## START EXERCISE INPUT
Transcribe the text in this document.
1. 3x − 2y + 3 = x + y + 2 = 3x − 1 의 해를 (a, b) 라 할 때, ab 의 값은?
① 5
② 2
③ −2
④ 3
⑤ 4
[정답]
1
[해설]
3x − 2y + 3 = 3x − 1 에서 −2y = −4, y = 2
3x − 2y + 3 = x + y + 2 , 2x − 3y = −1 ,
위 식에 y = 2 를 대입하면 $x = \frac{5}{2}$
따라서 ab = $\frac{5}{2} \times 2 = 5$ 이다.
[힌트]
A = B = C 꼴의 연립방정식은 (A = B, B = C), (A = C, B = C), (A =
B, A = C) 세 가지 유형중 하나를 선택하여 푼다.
## END EXERCISE INPUT
AIM OF THE EXERCISE: How many lines of the data contain the word "frac"? Answer with the number alone.

THE RESULT: 2